**Material to process:**

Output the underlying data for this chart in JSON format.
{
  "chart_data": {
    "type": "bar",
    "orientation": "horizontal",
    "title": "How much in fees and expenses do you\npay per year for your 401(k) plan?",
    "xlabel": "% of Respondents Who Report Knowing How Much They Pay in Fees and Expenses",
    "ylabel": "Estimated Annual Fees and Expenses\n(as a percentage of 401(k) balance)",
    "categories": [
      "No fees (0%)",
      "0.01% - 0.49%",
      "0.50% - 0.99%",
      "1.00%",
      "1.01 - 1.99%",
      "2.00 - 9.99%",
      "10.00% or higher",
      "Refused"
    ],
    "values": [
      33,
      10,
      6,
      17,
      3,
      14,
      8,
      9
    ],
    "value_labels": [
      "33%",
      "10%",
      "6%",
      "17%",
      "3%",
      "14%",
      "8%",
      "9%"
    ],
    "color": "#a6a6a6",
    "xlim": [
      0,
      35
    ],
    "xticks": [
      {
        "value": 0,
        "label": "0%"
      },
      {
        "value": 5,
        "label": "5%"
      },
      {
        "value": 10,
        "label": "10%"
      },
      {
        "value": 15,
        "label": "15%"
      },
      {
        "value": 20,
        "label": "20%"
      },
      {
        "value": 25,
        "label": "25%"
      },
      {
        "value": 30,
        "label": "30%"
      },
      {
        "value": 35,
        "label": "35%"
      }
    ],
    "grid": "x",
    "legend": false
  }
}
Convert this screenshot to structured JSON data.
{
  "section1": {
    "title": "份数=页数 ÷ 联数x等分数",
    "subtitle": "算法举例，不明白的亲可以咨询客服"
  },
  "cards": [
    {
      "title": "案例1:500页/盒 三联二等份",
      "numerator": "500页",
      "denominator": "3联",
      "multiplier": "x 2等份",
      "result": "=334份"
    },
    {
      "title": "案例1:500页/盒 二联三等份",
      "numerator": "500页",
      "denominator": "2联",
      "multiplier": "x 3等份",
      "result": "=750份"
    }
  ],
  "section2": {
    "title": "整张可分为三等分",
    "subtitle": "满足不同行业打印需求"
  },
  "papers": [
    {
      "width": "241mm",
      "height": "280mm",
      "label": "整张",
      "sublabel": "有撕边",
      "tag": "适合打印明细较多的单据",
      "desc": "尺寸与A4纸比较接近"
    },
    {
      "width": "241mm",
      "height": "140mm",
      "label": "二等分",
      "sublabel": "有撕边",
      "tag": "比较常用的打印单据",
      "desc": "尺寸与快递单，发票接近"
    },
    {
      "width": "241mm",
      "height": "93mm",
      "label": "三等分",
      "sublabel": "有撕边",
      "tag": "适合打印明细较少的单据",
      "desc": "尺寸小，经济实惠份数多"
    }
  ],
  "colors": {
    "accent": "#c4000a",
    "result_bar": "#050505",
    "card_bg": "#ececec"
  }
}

**Task prompt:** Return all the data above once more, precisely as given.

**The answer:**
Output the underlying data for this chart in JSON format.
{
  "chart_data": {
    "type": "bar",
    "orientation": "horizontal",
    "title": "How much in fees and expenses do you\npay per year for your 401(k) plan?",
    "xlabel": "% of Respondents Who Report Knowing How Much They Pay in Fees and Expenses",
    "ylabel": "Estimated Annual Fees and Expenses\n(as a percentage of 401(k) balance)",
    "categories": [
      "No fees (0%)",
      "0.01% - 0.49%",
      "0.50% - 0.99%",
      "1.00%",
      "1.01 - 1.99%",
      "2.00 - 9.99%",
      "10.00% or higher",
      "Refused"
    ],
    "values": [
      33,
      10,
      6,
      17,
      3,
      14,
      8,
      9
    ],
    "value_labels": [
      "33%",
      "10%",
      "6%",
      "17%",
      "3%",
      "14%",
      "8%",
      "9%"
    ],
    "color": "#a6a6a6",
    "xlim": [
      0,
      35
    ],
    "xticks": [
      {
        "value": 0,
        "label": "0%"
      },
      {
        "value": 5,
        "label": "5%"
      },
      {
        "value": 10,
        "label": "10%"
      },
      {
        "value": 15,
        "label": "15%"
      },
      {
        "value": 20,
        "label": "20%"
      },
      {
        "value": 25,
        "label": "25%"
      },
      {
        "value": 30,
        "label": "30%"
      },
      {
        "value": 35,
        "label": "35%"
      }
    ],
    "grid": "x",
    "legend": false
  }
}
Convert this screenshot to structured JSON data.
{
  "section1": {
    "title": "份数=页数 ÷ 联数x等分数",
    "subtitle": "算法举例，不明白的亲可以咨询客服"
  },
  "cards": [
    {
      "title": "案例1:500页/盒 三联二等份",
      "numerator": "500页",
      "denominator": "3联",
      "multiplier": "x 2等份",
      "result": "=334份"
    },
    {
      "title": "案例1:500页/盒 二联三等份",
      "numerator": "500页",
      "denominator": "2联",
      "multiplier": "x 3等份",
      "result": "=750份"
    }
  ],
  "section2": {
    "title": "整张可分为三等分",
    "subtitle": "满足不同行业打印需求"
  },
  "papers": [
    {
      "width": "241mm",
      "height": "280mm",
      "label": "整张",
      "sublabel": "有撕边",
      "tag": "适合打印明细较多的单据",
      "desc": "尺寸与A4纸比较接近"
    },
    {
      "width": "241mm",
      "height": "140mm",
      "label": "二等分",
      "sublabel": "有撕边",
      "tag": "比较常用的打印单据",
      "desc": "尺寸与快递单，发票接近"
    },
    {
      "width": "241mm",
      "height": "93mm",
      "label": "三等分",
      "sublabel": "有撕边",
      "tag": "适合打印明细较少的单据",
      "desc": "尺寸小，经济实惠份数多"
    }
  ],
  "colors": {
    "accent": "#c4000a",
    "result_bar": "#050505",
    "card_bg": "#ececec"
  }
}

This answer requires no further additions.